> [CHALLENGE] Filter the entries below, keeping only lines with the word "JSON".

Dataset entries on figures:
** start **
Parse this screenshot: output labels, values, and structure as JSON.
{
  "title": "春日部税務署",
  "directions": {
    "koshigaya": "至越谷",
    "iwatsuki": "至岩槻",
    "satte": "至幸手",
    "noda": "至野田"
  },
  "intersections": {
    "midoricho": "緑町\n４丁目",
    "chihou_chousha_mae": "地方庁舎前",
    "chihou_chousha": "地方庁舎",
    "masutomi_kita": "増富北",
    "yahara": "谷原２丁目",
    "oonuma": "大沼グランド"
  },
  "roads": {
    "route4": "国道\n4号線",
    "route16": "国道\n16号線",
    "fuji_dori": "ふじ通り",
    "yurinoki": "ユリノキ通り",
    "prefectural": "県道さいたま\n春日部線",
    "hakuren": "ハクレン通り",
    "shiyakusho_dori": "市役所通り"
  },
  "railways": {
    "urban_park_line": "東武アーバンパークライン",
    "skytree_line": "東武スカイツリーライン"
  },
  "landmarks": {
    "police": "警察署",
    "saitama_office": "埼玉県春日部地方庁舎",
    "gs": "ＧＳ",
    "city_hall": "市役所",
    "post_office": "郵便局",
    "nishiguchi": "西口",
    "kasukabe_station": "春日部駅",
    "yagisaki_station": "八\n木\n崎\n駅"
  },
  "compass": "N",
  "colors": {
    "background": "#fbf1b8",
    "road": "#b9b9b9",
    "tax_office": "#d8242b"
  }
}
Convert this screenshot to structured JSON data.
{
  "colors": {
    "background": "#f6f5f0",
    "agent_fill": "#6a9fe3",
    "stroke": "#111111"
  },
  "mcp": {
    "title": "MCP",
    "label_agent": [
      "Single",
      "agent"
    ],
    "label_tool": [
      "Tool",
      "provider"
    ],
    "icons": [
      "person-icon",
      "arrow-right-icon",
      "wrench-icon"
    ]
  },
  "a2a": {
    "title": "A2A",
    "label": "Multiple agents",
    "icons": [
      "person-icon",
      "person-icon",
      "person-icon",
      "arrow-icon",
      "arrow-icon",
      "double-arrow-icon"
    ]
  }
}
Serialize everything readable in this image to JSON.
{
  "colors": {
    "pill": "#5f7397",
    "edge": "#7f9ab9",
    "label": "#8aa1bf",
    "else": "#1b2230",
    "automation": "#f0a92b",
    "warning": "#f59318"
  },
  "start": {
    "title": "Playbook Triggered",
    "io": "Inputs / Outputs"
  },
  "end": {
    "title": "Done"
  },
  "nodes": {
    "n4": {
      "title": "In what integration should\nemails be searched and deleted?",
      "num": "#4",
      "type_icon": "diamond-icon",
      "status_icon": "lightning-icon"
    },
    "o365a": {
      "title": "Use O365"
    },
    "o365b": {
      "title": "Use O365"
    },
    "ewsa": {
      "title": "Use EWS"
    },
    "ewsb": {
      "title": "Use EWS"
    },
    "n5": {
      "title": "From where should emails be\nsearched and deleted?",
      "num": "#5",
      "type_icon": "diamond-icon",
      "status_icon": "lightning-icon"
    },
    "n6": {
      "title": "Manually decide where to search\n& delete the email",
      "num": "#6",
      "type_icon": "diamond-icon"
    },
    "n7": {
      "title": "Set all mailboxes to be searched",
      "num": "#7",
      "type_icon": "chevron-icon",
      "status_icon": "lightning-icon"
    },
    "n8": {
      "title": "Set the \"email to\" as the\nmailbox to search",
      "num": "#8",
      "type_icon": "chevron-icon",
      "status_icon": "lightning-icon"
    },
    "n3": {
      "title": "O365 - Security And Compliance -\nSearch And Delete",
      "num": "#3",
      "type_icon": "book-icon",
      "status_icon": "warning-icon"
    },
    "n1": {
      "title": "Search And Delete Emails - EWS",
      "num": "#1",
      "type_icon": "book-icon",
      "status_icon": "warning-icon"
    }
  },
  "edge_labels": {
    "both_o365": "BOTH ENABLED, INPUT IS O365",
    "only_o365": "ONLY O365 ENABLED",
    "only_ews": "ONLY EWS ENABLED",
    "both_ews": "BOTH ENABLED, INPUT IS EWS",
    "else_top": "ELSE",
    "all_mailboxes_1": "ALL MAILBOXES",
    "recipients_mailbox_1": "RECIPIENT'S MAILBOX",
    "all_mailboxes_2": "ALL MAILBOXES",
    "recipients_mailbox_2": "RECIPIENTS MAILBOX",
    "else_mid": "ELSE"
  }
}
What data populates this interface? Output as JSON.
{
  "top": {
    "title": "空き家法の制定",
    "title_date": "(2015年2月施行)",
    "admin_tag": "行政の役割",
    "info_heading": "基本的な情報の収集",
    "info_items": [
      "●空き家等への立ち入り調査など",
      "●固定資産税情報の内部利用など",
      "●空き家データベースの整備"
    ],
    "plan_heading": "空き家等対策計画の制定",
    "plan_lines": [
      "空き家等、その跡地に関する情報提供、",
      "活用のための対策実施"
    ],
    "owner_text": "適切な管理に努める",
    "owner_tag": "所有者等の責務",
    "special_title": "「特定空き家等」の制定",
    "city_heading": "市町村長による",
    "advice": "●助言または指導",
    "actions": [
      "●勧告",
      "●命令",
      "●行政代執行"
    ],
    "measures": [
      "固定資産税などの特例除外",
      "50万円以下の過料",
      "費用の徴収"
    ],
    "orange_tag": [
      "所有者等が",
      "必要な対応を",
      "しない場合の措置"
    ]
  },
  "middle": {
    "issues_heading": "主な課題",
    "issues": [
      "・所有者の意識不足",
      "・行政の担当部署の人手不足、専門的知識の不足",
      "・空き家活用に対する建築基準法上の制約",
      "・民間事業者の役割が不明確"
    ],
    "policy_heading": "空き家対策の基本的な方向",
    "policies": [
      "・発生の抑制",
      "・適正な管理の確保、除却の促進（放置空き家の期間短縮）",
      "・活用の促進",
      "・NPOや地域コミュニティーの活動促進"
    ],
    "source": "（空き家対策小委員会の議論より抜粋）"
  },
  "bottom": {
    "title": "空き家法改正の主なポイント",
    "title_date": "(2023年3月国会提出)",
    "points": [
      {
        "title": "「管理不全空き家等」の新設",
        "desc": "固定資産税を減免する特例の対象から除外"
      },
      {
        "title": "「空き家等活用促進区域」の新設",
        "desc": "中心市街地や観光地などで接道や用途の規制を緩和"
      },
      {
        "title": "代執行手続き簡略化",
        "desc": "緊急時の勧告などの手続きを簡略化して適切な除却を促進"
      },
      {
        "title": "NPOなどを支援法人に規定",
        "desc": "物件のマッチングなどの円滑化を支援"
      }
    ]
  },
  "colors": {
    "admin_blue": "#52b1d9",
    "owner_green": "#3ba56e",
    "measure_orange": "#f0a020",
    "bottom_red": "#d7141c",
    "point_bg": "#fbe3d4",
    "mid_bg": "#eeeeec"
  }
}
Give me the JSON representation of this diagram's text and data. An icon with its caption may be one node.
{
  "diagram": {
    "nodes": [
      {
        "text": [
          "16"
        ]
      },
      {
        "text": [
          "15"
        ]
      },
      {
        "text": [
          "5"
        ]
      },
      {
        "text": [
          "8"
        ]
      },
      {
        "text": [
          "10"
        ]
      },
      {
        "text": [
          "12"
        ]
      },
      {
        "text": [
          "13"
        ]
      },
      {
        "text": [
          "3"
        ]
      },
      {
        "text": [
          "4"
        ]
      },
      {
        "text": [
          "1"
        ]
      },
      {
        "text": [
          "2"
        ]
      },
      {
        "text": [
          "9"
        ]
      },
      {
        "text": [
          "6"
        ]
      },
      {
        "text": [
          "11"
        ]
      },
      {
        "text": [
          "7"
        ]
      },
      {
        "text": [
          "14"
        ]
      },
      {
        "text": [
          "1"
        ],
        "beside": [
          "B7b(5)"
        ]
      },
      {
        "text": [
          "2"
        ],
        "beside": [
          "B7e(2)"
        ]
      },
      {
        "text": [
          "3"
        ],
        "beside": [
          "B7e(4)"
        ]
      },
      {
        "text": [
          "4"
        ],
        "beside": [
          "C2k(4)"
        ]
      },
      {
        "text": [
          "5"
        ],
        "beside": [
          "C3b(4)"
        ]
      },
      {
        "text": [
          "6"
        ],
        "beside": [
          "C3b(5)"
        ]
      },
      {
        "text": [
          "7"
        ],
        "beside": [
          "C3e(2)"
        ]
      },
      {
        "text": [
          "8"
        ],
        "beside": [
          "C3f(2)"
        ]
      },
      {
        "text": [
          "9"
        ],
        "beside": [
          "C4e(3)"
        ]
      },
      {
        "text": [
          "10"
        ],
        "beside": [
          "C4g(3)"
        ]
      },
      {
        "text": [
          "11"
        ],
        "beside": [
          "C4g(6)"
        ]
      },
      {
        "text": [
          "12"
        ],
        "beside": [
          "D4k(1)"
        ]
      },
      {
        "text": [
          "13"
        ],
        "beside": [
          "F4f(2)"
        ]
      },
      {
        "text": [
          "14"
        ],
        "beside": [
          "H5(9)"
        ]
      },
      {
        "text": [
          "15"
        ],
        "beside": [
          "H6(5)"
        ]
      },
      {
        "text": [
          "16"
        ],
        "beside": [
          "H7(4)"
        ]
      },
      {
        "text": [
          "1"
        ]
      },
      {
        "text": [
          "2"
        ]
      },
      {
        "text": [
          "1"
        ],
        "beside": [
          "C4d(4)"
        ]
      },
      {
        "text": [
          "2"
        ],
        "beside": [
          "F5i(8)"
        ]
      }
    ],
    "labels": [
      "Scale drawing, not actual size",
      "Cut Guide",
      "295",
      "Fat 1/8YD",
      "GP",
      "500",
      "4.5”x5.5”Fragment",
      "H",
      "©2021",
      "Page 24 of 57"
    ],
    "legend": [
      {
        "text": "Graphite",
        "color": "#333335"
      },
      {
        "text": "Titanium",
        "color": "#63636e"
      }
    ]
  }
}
** end **
> [RESPONSE]
Parse this screenshot: output labels, values, and structure as JSON.
Convert this screenshot to structured JSON data.
Serialize everything readable in this image to JSON.
What data populates this interface? Output as JSON.
Give me the JSON representation of this diagram's text and data. An icon with its caption may be one node.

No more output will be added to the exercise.